The records below hold pictures; please leave those out and retype the rest exactly.
Data rows start
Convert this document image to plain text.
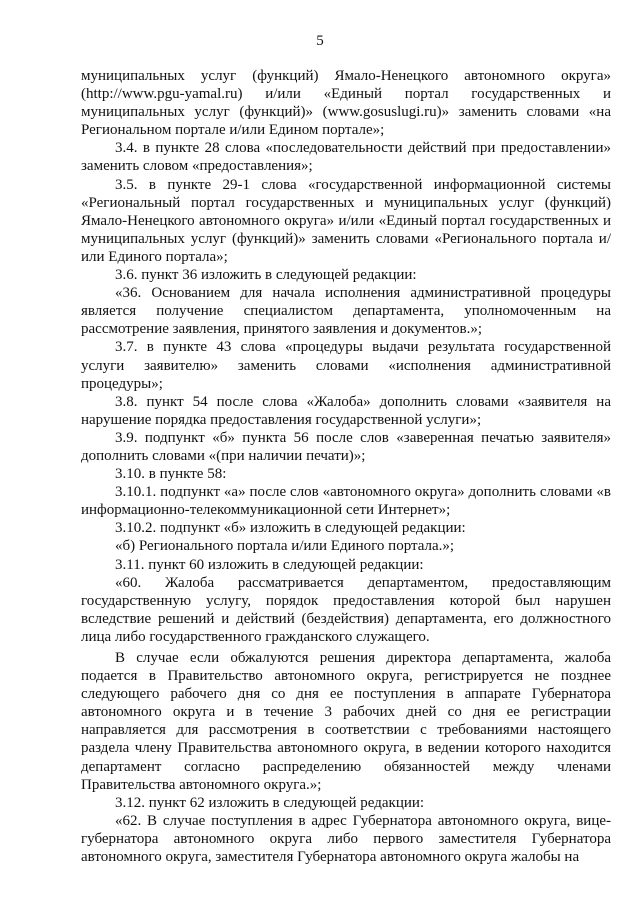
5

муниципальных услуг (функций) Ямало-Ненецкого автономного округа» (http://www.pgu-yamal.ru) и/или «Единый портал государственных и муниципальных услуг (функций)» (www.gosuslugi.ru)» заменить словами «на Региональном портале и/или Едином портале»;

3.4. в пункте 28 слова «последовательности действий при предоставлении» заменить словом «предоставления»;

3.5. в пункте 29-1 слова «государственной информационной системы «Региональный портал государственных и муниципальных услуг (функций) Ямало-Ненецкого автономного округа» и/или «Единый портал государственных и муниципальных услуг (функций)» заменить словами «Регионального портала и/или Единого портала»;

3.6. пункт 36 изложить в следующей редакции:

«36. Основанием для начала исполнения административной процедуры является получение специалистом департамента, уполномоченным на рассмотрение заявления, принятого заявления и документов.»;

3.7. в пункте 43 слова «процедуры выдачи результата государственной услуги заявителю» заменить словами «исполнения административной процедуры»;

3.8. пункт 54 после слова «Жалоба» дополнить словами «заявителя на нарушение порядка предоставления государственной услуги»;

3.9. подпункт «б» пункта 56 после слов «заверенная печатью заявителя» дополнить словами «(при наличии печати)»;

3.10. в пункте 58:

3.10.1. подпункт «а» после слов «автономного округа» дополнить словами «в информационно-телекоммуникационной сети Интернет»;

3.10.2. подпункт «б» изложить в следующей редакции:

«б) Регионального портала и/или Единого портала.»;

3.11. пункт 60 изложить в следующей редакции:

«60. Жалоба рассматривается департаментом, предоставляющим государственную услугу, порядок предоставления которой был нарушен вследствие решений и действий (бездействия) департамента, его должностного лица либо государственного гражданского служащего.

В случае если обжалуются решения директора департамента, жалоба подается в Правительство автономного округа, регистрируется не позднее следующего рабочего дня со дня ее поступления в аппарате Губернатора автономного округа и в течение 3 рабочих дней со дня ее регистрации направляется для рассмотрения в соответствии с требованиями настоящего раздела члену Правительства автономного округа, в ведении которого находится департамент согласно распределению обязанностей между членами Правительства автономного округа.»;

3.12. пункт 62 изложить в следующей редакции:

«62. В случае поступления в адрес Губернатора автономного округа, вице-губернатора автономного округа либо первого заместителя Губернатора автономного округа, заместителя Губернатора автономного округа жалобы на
Data rows end
- **The answer**:
Convert this document image to plain text.
5

муниципальных услуг (функций) Ямало-Ненецкого автономного округа» (http://www.pgu-yamal.ru) и/или «Единый портал государственных и муниципальных услуг (функций)» (www.gosuslugi.ru)» заменить словами «на Региональном портале и/или Едином портале»;

3.4. в пункте 28 слова «последовательности действий при предоставлении» заменить словом «предоставления»;

3.5. в пункте 29-1 слова «государственной информационной системы «Региональный портал государственных и муниципальных услуг (функций) Ямало-Ненецкого автономного округа» и/или «Единый портал государственных и муниципальных услуг (функций)» заменить словами «Регионального портала и/или Единого портала»;

3.6. пункт 36 изложить в следующей редакции:

«36. Основанием для начала исполнения административной процедуры является получение специалистом департамента, уполномоченным на рассмотрение заявления, принятого заявления и документов.»;

3.7. в пункте 43 слова «процедуры выдачи результата государственной услуги заявителю» заменить словами «исполнения административной процедуры»;

3.8. пункт 54 после слова «Жалоба» дополнить словами «заявителя на нарушение порядка предоставления государственной услуги»;

3.9. подпункт «б» пункта 56 после слов «заверенная печатью заявителя» дополнить словами «(при наличии печати)»;

3.10. в пункте 58:

3.10.1. подпункт «а» после слов «автономного округа» дополнить словами «в информационно-телекоммуникационной сети Интернет»;

3.10.2. подпункт «б» изложить в следующей редакции:

«б) Регионального портала и/или Единого портала.»;

3.11. пункт 60 изложить в следующей редакции:

«60. Жалоба рассматривается департаментом, предоставляющим государственную услугу, порядок предоставления которой был нарушен вследствие решений и действий (бездействия) департамента, его должностного лица либо государственного гражданского служащего.

В случае если обжалуются решения директора департамента, жалоба подается в Правительство автономного округа, регистрируется не позднее следующего рабочего дня со дня ее поступления в аппарате Губернатора автономного округа и в течение 3 рабочих дней со дня ее регистрации направляется для рассмотрения в соответствии с требованиями настоящего раздела члену Правительства автономного округа, в ведении которого находится департамент согласно распределению обязанностей между членами Правительства автономного округа.»;

3.12. пункт 62 изложить в следующей редакции:

«62. В случае поступления в адрес Губернатора автономного округа, вице-губернатора автономного округа либо первого заместителя Губернатора автономного округа, заместителя Губернатора автономного округа жалобы на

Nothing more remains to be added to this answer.